▶ RECORDS
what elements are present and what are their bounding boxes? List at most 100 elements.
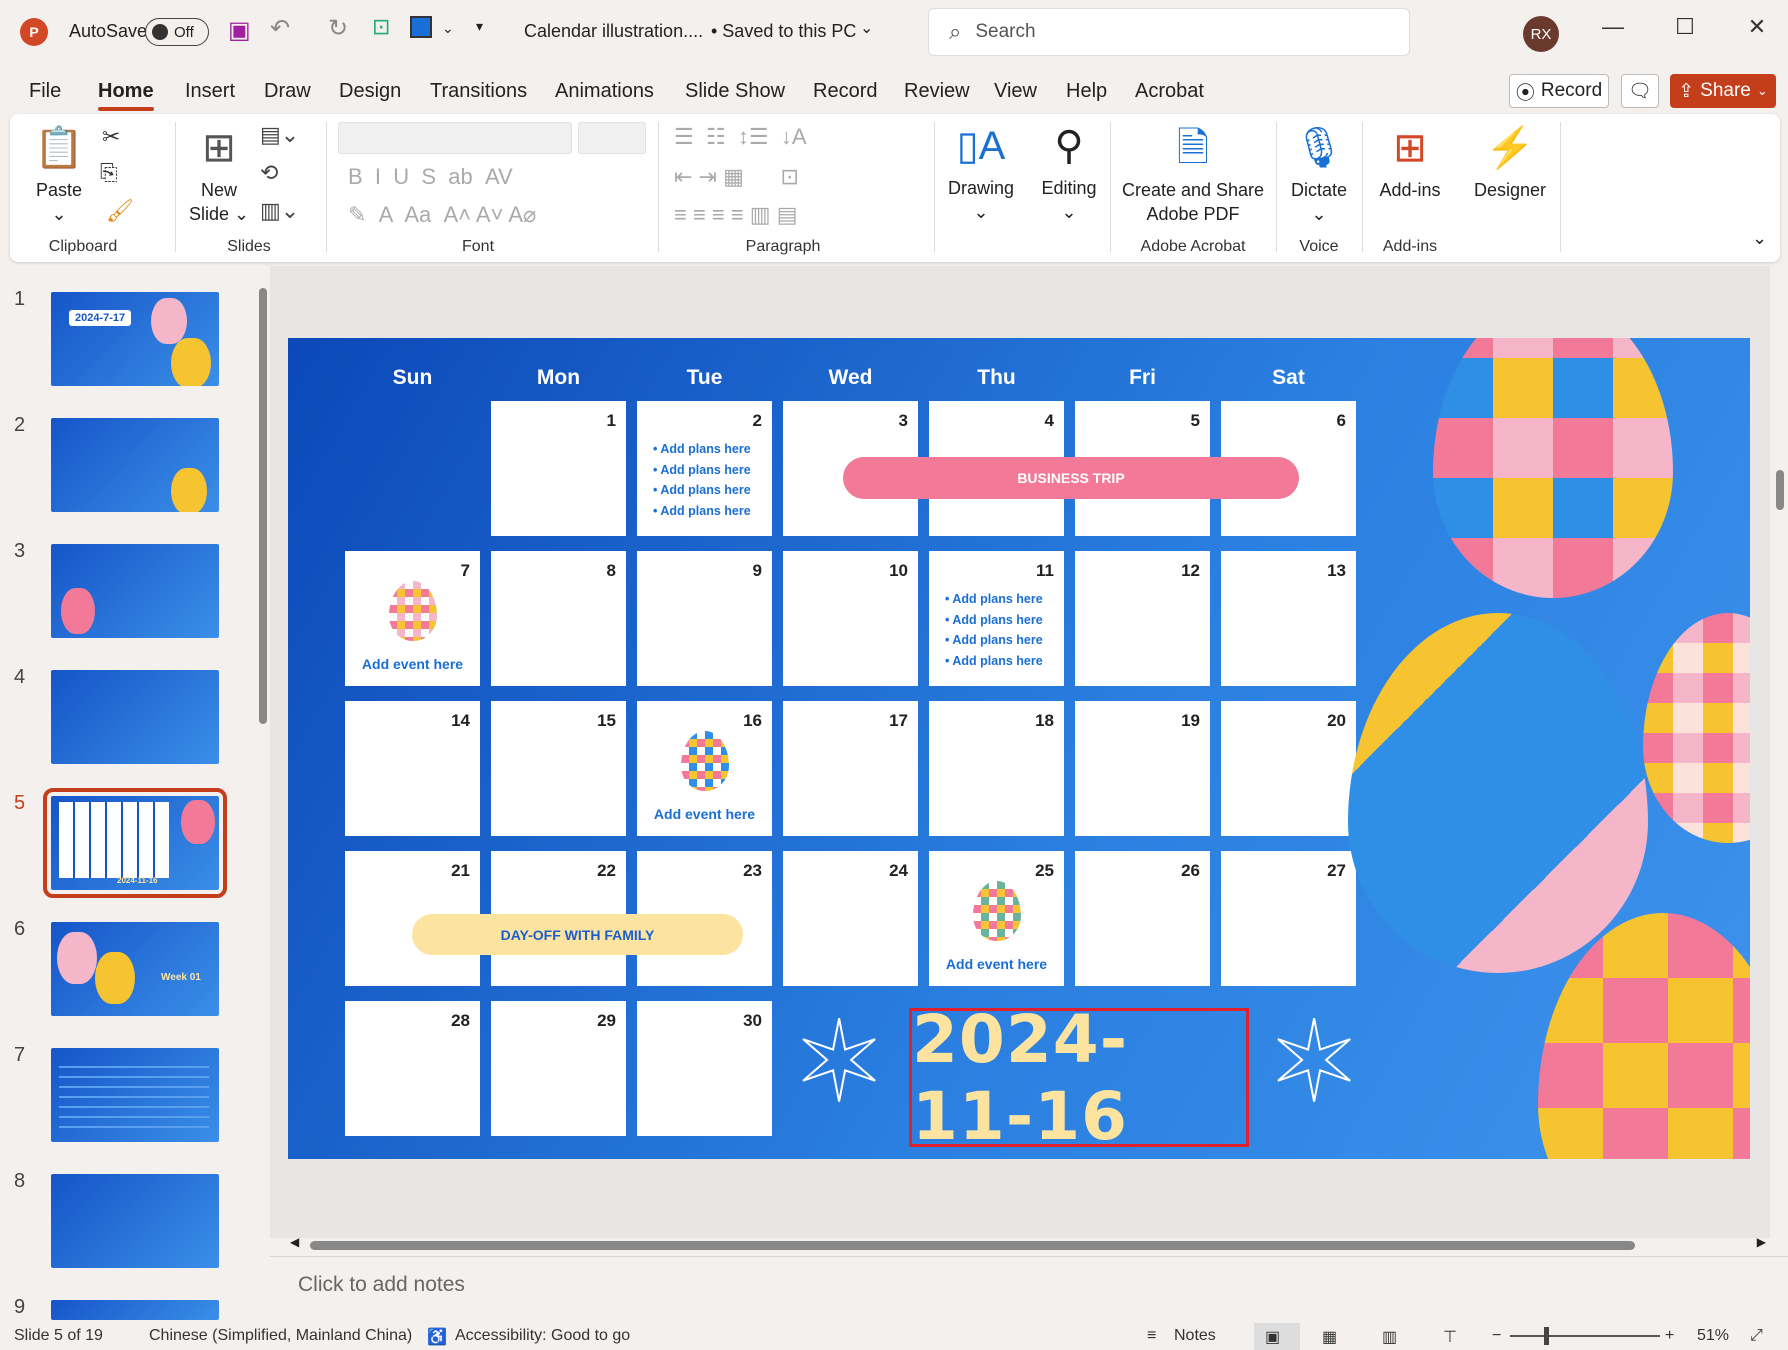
calendar-day-cell[interactable]: 27 [1221, 851, 1356, 986]
font-size-select[interactable] [578, 122, 646, 154]
format-painter-icon[interactable]: 🖌 [106, 198, 134, 224]
add-event-text[interactable]: Add event here [637, 806, 772, 822]
zoom-slider-thumb[interactable] [1544, 1327, 1549, 1345]
calendar-day-cell[interactable]: 16Add event here [637, 701, 772, 836]
reading-view-icon[interactable]: ▥ [1382, 1327, 1397, 1347]
thumbnails-scrollbar[interactable] [258, 270, 268, 1320]
chevron-down-icon[interactable]: ⌄ [442, 20, 454, 37]
notes-placeholder[interactable]: Click to add notes [298, 1273, 465, 1297]
add-event-text[interactable]: Add event here [345, 656, 480, 672]
slide-thumbnail-7[interactable] [51, 1048, 219, 1142]
calendar-day-cell[interactable]: 25Add event here [929, 851, 1064, 986]
slide-canvas[interactable]: SunMonTueWedThuFriSat 12Add plans hereAd… [288, 338, 1750, 1159]
calendar-day-cell[interactable]: 8 [491, 551, 626, 686]
dictate-button[interactable]: 🎙Dictate⌄ [1291, 124, 1347, 226]
calendar-day-cell[interactable]: 24 [783, 851, 918, 986]
notes-icon[interactable]: ≡ [1147, 1327, 1156, 1345]
slide-sorter-icon[interactable]: ▦ [1322, 1327, 1337, 1347]
calendar-day-cell[interactable]: 9 [637, 551, 772, 686]
plan-item[interactable]: Add plans here [945, 610, 1043, 631]
tab-draw[interactable]: Draw [264, 80, 311, 103]
editing-button[interactable]: ⚲Editing⌄ [1041, 122, 1096, 224]
date-title[interactable]: 2024-11-16 [909, 1008, 1249, 1147]
tab-help[interactable]: Help [1066, 80, 1107, 103]
tab-animations[interactable]: Animations [555, 80, 654, 103]
slide-thumbnail-2[interactable] [51, 418, 219, 512]
record-button[interactable]: ⦿Record [1509, 74, 1609, 108]
theme-icon[interactable] [410, 16, 432, 38]
notes-pane[interactable]: Click to add notes [270, 1256, 1788, 1320]
slide-thumbnail-9[interactable] [51, 1300, 219, 1320]
calendar-day-cell[interactable]: 10 [783, 551, 918, 686]
calendar-day-cell[interactable]: 29 [491, 1001, 626, 1136]
fit-to-window-icon[interactable]: ⤢ [1750, 1327, 1763, 1345]
plan-item[interactable]: Add plans here [945, 589, 1043, 610]
plan-item[interactable]: Add plans here [653, 501, 751, 522]
plan-item[interactable]: Add plans here [653, 460, 751, 481]
minimize-icon[interactable]: — [1593, 14, 1633, 40]
slide-thumbnail-3[interactable] [51, 544, 219, 638]
slide-thumbnail-1[interactable]: 2024-7-17 [51, 292, 219, 386]
scroll-left-icon[interactable]: ◀ [290, 1235, 299, 1249]
scrollbar-thumb[interactable] [1776, 470, 1784, 510]
calendar-day-cell[interactable]: 20 [1221, 701, 1356, 836]
maximize-icon[interactable]: ☐ [1665, 14, 1705, 40]
share-button[interactable]: ⇪Share⌄ [1670, 74, 1776, 108]
plan-item[interactable]: Add plans here [653, 480, 751, 501]
tab-record[interactable]: Record [813, 80, 877, 103]
tab-slide-show[interactable]: Slide Show [685, 80, 785, 103]
plan-item[interactable]: Add plans here [945, 651, 1043, 672]
plan-item[interactable]: Add plans here [653, 439, 751, 460]
collapse-ribbon-icon[interactable]: ⌄ [1752, 228, 1767, 249]
slideshow-view-icon[interactable]: ⊤ [1443, 1327, 1457, 1347]
document-title[interactable]: Calendar illustration.... [524, 21, 703, 42]
slide-thumbnail-6[interactable]: Week 01 [51, 922, 219, 1016]
tab-file[interactable]: File [29, 80, 61, 103]
font-format-icons[interactable]: B I U S ab AV [348, 164, 513, 190]
accessibility-status[interactable]: Accessibility: Good to go [455, 1327, 630, 1345]
close-icon[interactable]: ✕ [1737, 14, 1777, 40]
plan-item[interactable]: Add plans here [945, 630, 1043, 651]
scrollbar-thumb[interactable] [259, 288, 267, 724]
avatar[interactable]: RX [1523, 16, 1559, 52]
save-status[interactable]: • Saved to this PC [711, 21, 856, 42]
calendar-day-cell[interactable]: 19 [1075, 701, 1210, 836]
font-color-icons[interactable]: ✎ A Aa A˄ A˅ A⌀ [348, 202, 536, 228]
search-box[interactable]: ⌕Search [928, 8, 1410, 56]
zoom-out-icon[interactable]: − [1492, 1327, 1501, 1345]
save-icon[interactable]: ▣ [228, 16, 251, 45]
calendar-day-cell[interactable]: 7Add event here [345, 551, 480, 686]
customize-toolbar-icon[interactable]: ▾ [476, 18, 483, 35]
tab-home[interactable]: Home [98, 80, 154, 103]
tab-acrobat[interactable]: Acrobat [1135, 80, 1204, 103]
accessibility-icon[interactable]: ♿ [427, 1327, 447, 1347]
zoom-slider[interactable] [1510, 1335, 1660, 1337]
align-icons[interactable]: ≡ ≡ ≡ ≡ ▥ ▤ [674, 202, 797, 228]
cut-icon[interactable]: ✂ [102, 124, 120, 150]
add-ins-button[interactable]: ⊞Add-ins [1379, 124, 1440, 202]
slide-thumbnail-5[interactable]: 2024-11-16 [51, 796, 219, 890]
reset-icon[interactable]: ⟲ [260, 160, 278, 186]
scroll-right-icon[interactable]: ▶ [1757, 1235, 1766, 1249]
tab-transitions[interactable]: Transitions [430, 80, 527, 103]
calendar-day-cell[interactable]: 26 [1075, 851, 1210, 986]
tab-view[interactable]: View [994, 80, 1037, 103]
copy-icon[interactable]: ⎘ [100, 160, 118, 186]
drawing-button[interactable]: ▯ADrawing⌄ [948, 122, 1014, 224]
calendar-day-cell[interactable]: 13 [1221, 551, 1356, 686]
comments-button[interactable]: 🗨 [1621, 74, 1659, 108]
indent-icons[interactable]: ⇤ ⇥ ▦ ⊡ [674, 164, 799, 190]
normal-view-icon[interactable]: ▣ [1265, 1327, 1280, 1347]
language-status[interactable]: Chinese (Simplified, Mainland China) [149, 1327, 412, 1345]
chevron-down-icon[interactable]: ⌄ [860, 18, 873, 38]
autosave-toggle[interactable]: Off [145, 18, 209, 46]
designer-button[interactable]: ⚡Designer [1474, 124, 1546, 202]
redo-icon[interactable]: ↻ [328, 14, 348, 43]
scrollbar-thumb[interactable] [310, 1241, 1635, 1250]
tab-review[interactable]: Review [904, 80, 970, 103]
new-slide-button[interactable]: ⊞NewSlide ⌄ [189, 124, 249, 226]
day-off-banner[interactable]: DAY-OFF WITH FAMILY [412, 914, 743, 955]
zoom-level[interactable]: 51% [1697, 1327, 1729, 1345]
business-trip-banner[interactable]: BUSINESS TRIP [843, 457, 1299, 499]
undo-icon[interactable]: ↶ [270, 14, 290, 43]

▶ REQUIREMENT
Copy the listing above word for word, keeping every line in order, but leave out the picture.

▶ ANSWER TO THIS PROBLEM
what elements are present and what are their bounding boxes? List at most 100 elements.
calendar-day-cell[interactable]: 27 [1221, 851, 1356, 986]
font-size-select[interactable] [578, 122, 646, 154]
format-painter-icon[interactable]: 🖌 [106, 198, 134, 224]
add-event-text[interactable]: Add event here [637, 806, 772, 822]
zoom-slider-thumb[interactable] [1544, 1327, 1549, 1345]
calendar-day-cell[interactable]: 16Add event here [637, 701, 772, 836]
reading-view-icon[interactable]: ▥ [1382, 1327, 1397, 1347]
thumbnails-scrollbar[interactable] [258, 270, 268, 1320]
chevron-down-icon[interactable]: ⌄ [442, 20, 454, 37]
notes-placeholder[interactable]: Click to add notes [298, 1273, 465, 1297]
add-event-text[interactable]: Add event here [345, 656, 480, 672]
slide-thumbnail-7[interactable] [51, 1048, 219, 1142]
calendar-day-cell[interactable]: 25Add event here [929, 851, 1064, 986]
slide-canvas[interactable]: SunMonTueWedThuFriSat 12Add plans hereAd… [288, 338, 1750, 1159]
calendar-day-cell[interactable]: 8 [491, 551, 626, 686]
dictate-button[interactable]: 🎙Dictate⌄ [1291, 124, 1347, 226]
calendar-day-cell[interactable]: 24 [783, 851, 918, 986]
notes-icon[interactable]: ≡ [1147, 1327, 1156, 1345]
slide-sorter-icon[interactable]: ▦ [1322, 1327, 1337, 1347]
calendar-day-cell[interactable]: 9 [637, 551, 772, 686]
plan-item[interactable]: Add plans here [945, 610, 1043, 631]
tab-draw[interactable]: Draw [264, 80, 311, 103]
editing-button[interactable]: ⚲Editing⌄ [1041, 122, 1096, 224]
date-title[interactable]: 2024-11-16 [909, 1008, 1249, 1147]
tab-help[interactable]: Help [1066, 80, 1107, 103]
tab-animations[interactable]: Animations [555, 80, 654, 103]
slide-thumbnail-2[interactable] [51, 418, 219, 512]
record-button[interactable]: ⦿Record [1509, 74, 1609, 108]
theme-icon[interactable] [410, 16, 432, 38]
notes-pane[interactable]: Click to add notes [270, 1256, 1788, 1320]
slide-thumbnail-9[interactable] [51, 1300, 219, 1320]
calendar-day-cell[interactable]: 10 [783, 551, 918, 686]
calendar-day-cell[interactable]: 29 [491, 1001, 626, 1136]
fit-to-window-icon[interactable]: ⤢ [1750, 1327, 1763, 1345]
plan-item[interactable]: Add plans here [945, 589, 1043, 610]
plan-item[interactable]: Add plans here [653, 501, 751, 522]
plan-item[interactable]: Add plans here [653, 460, 751, 481]
minimize-icon[interactable]: — [1593, 14, 1633, 40]
slide-thumbnail-3[interactable] [51, 544, 219, 638]
slide-thumbnail-1[interactable]: 2024-7-17 [51, 292, 219, 386]
scroll-left-icon[interactable]: ◀ [290, 1235, 299, 1249]
scrollbar-thumb[interactable] [1776, 470, 1784, 510]
calendar-day-cell[interactable]: 20 [1221, 701, 1356, 836]
maximize-icon[interactable]: ☐ [1665, 14, 1705, 40]
share-button[interactable]: ⇪Share⌄ [1670, 74, 1776, 108]
plan-item[interactable]: Add plans here [653, 480, 751, 501]
tab-record[interactable]: Record [813, 80, 877, 103]
tab-slide-show[interactable]: Slide Show [685, 80, 785, 103]
plan-item[interactable]: Add plans here [945, 651, 1043, 672]
plan-item[interactable]: Add plans here [653, 439, 751, 460]
collapse-ribbon-icon[interactable]: ⌄ [1752, 228, 1767, 249]
slideshow-view-icon[interactable]: ⊤ [1443, 1327, 1457, 1347]
document-title[interactable]: Calendar illustration.... [524, 21, 703, 42]
slide-thumbnail-6[interactable]: Week 01 [51, 922, 219, 1016]
tab-file[interactable]: File [29, 80, 61, 103]
font-format-icons[interactable]: B I U S ab AV [348, 164, 513, 190]
accessibility-status[interactable]: Accessibility: Good to go [455, 1327, 630, 1345]
close-icon[interactable]: ✕ [1737, 14, 1777, 40]
plan-item[interactable]: Add plans here [945, 630, 1043, 651]
scrollbar-thumb[interactable] [259, 288, 267, 724]
avatar[interactable]: RX [1523, 16, 1559, 52]
save-status[interactable]: • Saved to this PC [711, 21, 856, 42]
calendar-day-cell[interactable]: 19 [1075, 701, 1210, 836]
font-color-icons[interactable]: ✎ A Aa A˄ A˅ A⌀ [348, 202, 536, 228]
search-box[interactable]: ⌕Search [928, 8, 1410, 56]
zoom-out-icon[interactable]: − [1492, 1327, 1501, 1345]
save-icon[interactable]: ▣ [228, 16, 251, 45]
calendar-day-cell[interactable]: 7Add event here [345, 551, 480, 686]
customize-toolbar-icon[interactable]: ▾ [476, 18, 483, 35]
tab-home[interactable]: Home [98, 80, 154, 103]
tab-acrobat[interactable]: Acrobat [1135, 80, 1204, 103]
accessibility-icon[interactable]: ♿ [427, 1327, 447, 1347]
zoom-slider[interactable] [1510, 1335, 1660, 1337]
align-icons[interactable]: ≡ ≡ ≡ ≡ ▥ ▤ [674, 202, 797, 228]
cut-icon[interactable]: ✂ [102, 124, 120, 150]
add-ins-button[interactable]: ⊞Add-ins [1379, 124, 1440, 202]
slide-thumbnail-5[interactable]: 2024-11-16 [51, 796, 219, 890]
reset-icon[interactable]: ⟲ [260, 160, 278, 186]
scroll-right-icon[interactable]: ▶ [1757, 1235, 1766, 1249]
tab-transitions[interactable]: Transitions [430, 80, 527, 103]
calendar-day-cell[interactable]: 26 [1075, 851, 1210, 986]
tab-view[interactable]: View [994, 80, 1037, 103]
copy-icon[interactable]: ⎘ [100, 160, 118, 186]
drawing-button[interactable]: ▯ADrawing⌄ [948, 122, 1014, 224]
calendar-day-cell[interactable]: 13 [1221, 551, 1356, 686]
comments-button[interactable]: 🗨 [1621, 74, 1659, 108]
indent-icons[interactable]: ⇤ ⇥ ▦ ⊡ [674, 164, 799, 190]
normal-view-icon[interactable]: ▣ [1265, 1327, 1280, 1347]
language-status[interactable]: Chinese (Simplified, Mainland China) [149, 1327, 412, 1345]
chevron-down-icon[interactable]: ⌄ [860, 18, 873, 38]
autosave-toggle[interactable]: Off [145, 18, 209, 46]
designer-button[interactable]: ⚡Designer [1474, 124, 1546, 202]
redo-icon[interactable]: ↻ [328, 14, 348, 43]
scrollbar-thumb[interactable] [310, 1241, 1635, 1250]
tab-review[interactable]: Review [904, 80, 970, 103]
new-slide-button[interactable]: ⊞NewSlide ⌄ [189, 124, 249, 226]
day-off-banner[interactable]: DAY-OFF WITH FAMILY [412, 914, 743, 955]
zoom-level[interactable]: 51% [1697, 1327, 1729, 1345]
business-trip-banner[interactable]: BUSINESS TRIP [843, 457, 1299, 499]
undo-icon[interactable]: ↶ [270, 14, 290, 43]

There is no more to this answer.